##### TEXT PASSAGE

On 12/5/05, Russell Coker <rcoker(a)redhat.com> wrote:
On Mon, 2005-12-05 at 10:48 -0500, Linda Knippers wrote:
> > Because quota and rlimit events represent violations of system resource usage
> > policy set forth by the administrator.
>
> They aren't really violations of a policy because the operation didn't
> succeed. Its really a case of someone bumping into a resource limit.
> Isn't that why for quotas the message just goes to the user's tty
> rather than to syslog?
I think that the real issue is that quota violations are an issue of
quantity that can happen to anyone while inappropriate file access won't
happen in normal use.
If a user has a quota of 100M why should 100M of data be an audit event
while 99M isn't? Surely if you want to deal with such things then
tracking behavior and looking for anomalies is the thing to do. If a
user goes from having only 5M used fir a year to suddenly having 99M
used then it's an event that is interesting regardless of whether their
quota is 99M or 1G. It seems to me that monitoring quota is a good task
for an IDS system (which could then use the audit system to log what it
considers useful).

##########
##### DATA PROVIDED

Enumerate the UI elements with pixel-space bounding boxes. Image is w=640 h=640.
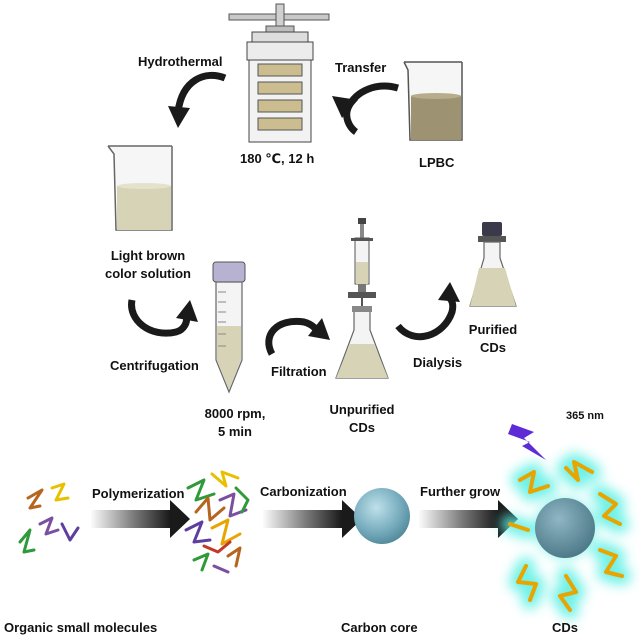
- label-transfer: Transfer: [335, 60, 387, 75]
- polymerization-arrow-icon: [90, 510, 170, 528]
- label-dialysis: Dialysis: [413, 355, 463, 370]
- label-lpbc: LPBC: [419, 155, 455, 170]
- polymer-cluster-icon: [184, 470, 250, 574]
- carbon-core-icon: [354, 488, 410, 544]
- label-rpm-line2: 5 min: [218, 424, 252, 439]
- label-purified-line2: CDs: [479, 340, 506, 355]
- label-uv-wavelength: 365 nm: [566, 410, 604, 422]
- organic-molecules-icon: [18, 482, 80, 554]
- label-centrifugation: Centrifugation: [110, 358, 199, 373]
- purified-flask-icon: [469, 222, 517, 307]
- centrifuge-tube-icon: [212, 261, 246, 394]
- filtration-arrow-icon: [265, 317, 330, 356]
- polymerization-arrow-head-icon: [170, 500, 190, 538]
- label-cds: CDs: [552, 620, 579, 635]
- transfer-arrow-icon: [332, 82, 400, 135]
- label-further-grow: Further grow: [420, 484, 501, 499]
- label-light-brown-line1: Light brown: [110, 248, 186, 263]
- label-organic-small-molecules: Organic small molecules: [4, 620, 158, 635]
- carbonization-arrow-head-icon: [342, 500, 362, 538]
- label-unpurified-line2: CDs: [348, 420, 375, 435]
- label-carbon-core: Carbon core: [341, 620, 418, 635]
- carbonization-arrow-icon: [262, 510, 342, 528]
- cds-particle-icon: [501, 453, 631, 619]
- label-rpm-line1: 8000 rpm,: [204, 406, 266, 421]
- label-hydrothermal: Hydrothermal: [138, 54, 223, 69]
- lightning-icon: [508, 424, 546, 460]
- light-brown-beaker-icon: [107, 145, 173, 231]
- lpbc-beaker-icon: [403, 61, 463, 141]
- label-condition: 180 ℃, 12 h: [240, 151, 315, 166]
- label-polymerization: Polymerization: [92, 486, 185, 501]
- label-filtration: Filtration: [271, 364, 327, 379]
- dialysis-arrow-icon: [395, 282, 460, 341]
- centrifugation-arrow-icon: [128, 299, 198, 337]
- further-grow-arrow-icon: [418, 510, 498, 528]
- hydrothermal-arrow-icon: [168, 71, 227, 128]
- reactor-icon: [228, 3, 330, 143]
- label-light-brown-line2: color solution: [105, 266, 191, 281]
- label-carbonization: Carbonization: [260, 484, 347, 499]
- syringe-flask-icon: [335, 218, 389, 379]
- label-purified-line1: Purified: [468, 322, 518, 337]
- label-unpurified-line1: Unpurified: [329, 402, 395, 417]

##########

WHAT IS ASKED:
• A. In the mailing list message about quota events, substitute "volume" for "quantity" in the part that opens with the words containing "I think that" and closes with "in normal use.", and give that part again.
• B. Proceed with the mailing list message about quota events, picking up right after its final sentence.

WRITTEN RESPONSES:
• A.
I think that the real issue is that quota violations are an issue of
volume that can happen to anyone while inappropriate file access won't
happen in normal use.

• B.
Would this Statistical Anomaly Detection System need to have a hold of
similar auditing calls that libaudit is looking at? On its simplest it
could do a 'du -sc $registered_directory' but would any kernel level
auditing areas be needed? This is asked from the very naive viewpoint,
that this problem could be similar to the one mentioned last month
about tracking 'audit' state of millions of files on a system inside
of a directory.
--
Stephen J Smoogen.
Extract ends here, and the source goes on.